Collected data:

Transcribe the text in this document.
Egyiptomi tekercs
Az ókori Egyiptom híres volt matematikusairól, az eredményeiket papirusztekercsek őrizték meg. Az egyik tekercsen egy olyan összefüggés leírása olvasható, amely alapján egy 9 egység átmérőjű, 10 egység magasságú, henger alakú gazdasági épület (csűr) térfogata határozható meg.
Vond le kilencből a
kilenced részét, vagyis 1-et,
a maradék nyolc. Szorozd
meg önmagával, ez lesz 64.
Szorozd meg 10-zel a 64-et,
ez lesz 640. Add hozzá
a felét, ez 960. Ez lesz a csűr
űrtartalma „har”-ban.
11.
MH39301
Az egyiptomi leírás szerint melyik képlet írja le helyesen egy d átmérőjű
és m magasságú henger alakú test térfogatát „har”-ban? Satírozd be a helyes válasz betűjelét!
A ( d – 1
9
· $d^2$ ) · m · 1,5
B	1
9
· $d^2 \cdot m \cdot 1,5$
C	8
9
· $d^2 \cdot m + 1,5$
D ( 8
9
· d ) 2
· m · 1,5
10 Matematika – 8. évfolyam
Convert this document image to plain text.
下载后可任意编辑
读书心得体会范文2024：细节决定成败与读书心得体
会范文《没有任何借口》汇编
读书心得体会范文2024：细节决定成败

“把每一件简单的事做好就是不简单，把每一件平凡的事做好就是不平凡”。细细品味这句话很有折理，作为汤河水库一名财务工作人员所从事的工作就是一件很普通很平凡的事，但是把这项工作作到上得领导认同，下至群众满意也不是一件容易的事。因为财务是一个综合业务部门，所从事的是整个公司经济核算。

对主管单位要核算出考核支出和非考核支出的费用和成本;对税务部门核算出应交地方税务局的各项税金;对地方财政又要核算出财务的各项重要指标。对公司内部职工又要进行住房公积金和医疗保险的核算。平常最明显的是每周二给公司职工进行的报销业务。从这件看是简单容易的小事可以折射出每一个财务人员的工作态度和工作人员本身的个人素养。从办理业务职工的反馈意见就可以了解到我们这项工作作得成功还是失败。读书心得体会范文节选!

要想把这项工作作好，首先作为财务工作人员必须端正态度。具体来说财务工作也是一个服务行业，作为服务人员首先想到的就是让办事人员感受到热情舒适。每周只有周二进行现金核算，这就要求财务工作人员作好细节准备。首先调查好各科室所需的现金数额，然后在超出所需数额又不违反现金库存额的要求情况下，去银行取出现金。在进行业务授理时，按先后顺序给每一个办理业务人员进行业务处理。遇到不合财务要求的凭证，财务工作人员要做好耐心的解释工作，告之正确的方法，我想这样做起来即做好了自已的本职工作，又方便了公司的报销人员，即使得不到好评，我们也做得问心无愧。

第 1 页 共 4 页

**Problem:** Give the data again, exactly as it stands.

**Full solution:**
Transcribe the text in this document.
Egyiptomi tekercs
Az ókori Egyiptom híres volt matematikusairól, az eredményeiket papirusztekercsek őrizték meg. Az egyik tekercsen egy olyan összefüggés leírása olvasható, amely alapján egy 9 egység átmérőjű, 10 egység magasságú, henger alakú gazdasági épület (csűr) térfogata határozható meg.
Vond le kilencből a
kilenced részét, vagyis 1-et,
a maradék nyolc. Szorozd
meg önmagával, ez lesz 64.
Szorozd meg 10-zel a 64-et,
ez lesz 640. Add hozzá
a felét, ez 960. Ez lesz a csűr
űrtartalma „har”-ban.
11.
MH39301
Az egyiptomi leírás szerint melyik képlet írja le helyesen egy d átmérőjű
és m magasságú henger alakú test térfogatát „har”-ban? Satírozd be a helyes válasz betűjelét!
A ( d – 1
9
· $d^2$ ) · m · 1,5
B	1
9
· $d^2 \cdot m \cdot 1,5$
C	8
9
· $d^2 \cdot m + 1,5$
D ( 8
9
· d ) 2
· m · 1,5
10 Matematika – 8. évfolyam
Convert this document image to plain text.
下载后可任意编辑
读书心得体会范文2024：细节决定成败与读书心得体
会范文《没有任何借口》汇编
读书心得体会范文2024：细节决定成败

“把每一件简单的事做好就是不简单，把每一件平凡的事做好就是不平凡”。细细品味这句话很有折理，作为汤河水库一名财务工作人员所从事的工作就是一件很普通很平凡的事，但是把这项工作作到上得领导认同，下至群众满意也不是一件容易的事。因为财务是一个综合业务部门，所从事的是整个公司经济核算。

对主管单位要核算出考核支出和非考核支出的费用和成本;对税务部门核算出应交地方税务局的各项税金;对地方财政又要核算出财务的各项重要指标。对公司内部职工又要进行住房公积金和医疗保险的核算。平常最明显的是每周二给公司职工进行的报销业务。从这件看是简单容易的小事可以折射出每一个财务人员的工作态度和工作人员本身的个人素养。从办理业务职工的反馈意见就可以了解到我们这项工作作得成功还是失败。读书心得体会范文节选!

要想把这项工作作好，首先作为财务工作人员必须端正态度。具体来说财务工作也是一个服务行业，作为服务人员首先想到的就是让办事人员感受到热情舒适。每周只有周二进行现金核算，这就要求财务工作人员作好细节准备。首先调查好各科室所需的现金数额，然后在超出所需数额又不违反现金库存额的要求情况下，去银行取出现金。在进行业务授理时，按先后顺序给每一个办理业务人员进行业务处理。遇到不合财务要求的凭证，财务工作人员要做好耐心的解释工作，告之正确的方法，我想这样做起来即做好了自已的本职工作，又方便了公司的报销人员，即使得不到好评，我们也做得问心无愧。

第 1 页 共 4 页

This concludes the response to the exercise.